┌────────

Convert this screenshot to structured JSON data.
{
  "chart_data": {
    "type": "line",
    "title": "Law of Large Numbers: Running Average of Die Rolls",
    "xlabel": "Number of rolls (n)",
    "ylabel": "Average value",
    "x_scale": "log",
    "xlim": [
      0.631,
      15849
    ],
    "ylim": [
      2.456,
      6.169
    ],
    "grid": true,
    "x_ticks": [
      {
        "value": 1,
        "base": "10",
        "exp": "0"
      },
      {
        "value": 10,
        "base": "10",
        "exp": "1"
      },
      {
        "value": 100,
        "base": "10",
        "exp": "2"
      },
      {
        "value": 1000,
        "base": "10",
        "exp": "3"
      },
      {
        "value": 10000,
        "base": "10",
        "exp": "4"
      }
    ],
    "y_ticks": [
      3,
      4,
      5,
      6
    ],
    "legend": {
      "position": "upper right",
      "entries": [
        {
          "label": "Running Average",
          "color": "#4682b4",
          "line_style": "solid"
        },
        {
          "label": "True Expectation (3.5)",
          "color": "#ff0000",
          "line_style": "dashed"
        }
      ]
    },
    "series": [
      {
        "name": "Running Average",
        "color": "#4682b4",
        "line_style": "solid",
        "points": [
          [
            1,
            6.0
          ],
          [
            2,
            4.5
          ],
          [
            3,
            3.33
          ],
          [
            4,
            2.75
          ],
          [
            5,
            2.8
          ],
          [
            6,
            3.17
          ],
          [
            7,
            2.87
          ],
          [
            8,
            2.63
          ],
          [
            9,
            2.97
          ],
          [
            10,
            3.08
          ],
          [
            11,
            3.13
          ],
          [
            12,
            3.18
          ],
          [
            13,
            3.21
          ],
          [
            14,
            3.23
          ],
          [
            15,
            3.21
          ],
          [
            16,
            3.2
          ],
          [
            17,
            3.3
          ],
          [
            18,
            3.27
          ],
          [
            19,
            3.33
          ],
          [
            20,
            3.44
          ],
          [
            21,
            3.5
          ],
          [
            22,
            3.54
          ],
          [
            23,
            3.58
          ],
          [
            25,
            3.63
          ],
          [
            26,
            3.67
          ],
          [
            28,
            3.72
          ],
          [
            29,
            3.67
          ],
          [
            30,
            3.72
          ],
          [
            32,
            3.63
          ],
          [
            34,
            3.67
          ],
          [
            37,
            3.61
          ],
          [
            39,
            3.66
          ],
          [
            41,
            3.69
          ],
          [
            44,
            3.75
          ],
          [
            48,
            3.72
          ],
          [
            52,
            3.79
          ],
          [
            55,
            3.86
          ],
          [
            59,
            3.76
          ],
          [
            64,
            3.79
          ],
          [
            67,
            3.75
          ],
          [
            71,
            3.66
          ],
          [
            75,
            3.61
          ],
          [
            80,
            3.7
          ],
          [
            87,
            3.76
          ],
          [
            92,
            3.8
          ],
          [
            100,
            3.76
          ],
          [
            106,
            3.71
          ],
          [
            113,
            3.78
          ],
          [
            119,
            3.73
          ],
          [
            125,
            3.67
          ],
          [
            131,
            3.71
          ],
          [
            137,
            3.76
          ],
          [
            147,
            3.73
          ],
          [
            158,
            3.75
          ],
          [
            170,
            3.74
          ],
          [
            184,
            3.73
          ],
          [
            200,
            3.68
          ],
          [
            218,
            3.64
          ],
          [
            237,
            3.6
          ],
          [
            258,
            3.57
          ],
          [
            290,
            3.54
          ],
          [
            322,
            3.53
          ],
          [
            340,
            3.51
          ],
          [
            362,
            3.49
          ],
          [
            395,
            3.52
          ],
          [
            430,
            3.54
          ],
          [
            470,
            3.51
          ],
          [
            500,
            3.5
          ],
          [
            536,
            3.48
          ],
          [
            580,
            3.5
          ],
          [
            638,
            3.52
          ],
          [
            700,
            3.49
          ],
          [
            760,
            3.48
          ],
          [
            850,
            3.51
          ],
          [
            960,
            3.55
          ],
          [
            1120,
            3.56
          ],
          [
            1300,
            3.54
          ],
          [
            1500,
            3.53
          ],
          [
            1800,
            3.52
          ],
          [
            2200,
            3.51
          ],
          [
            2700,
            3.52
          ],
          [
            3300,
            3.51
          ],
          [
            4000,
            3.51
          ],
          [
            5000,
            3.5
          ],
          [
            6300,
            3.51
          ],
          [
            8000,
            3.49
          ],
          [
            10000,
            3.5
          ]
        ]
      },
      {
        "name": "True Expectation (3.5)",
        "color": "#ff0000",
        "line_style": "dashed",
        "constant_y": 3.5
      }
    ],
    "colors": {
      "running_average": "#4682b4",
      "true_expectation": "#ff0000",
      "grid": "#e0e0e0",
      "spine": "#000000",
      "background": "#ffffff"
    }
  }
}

└────────

Stated exercise:
Go through the records line by line and count those containing the string "name". Give only the total.

Completed task:
2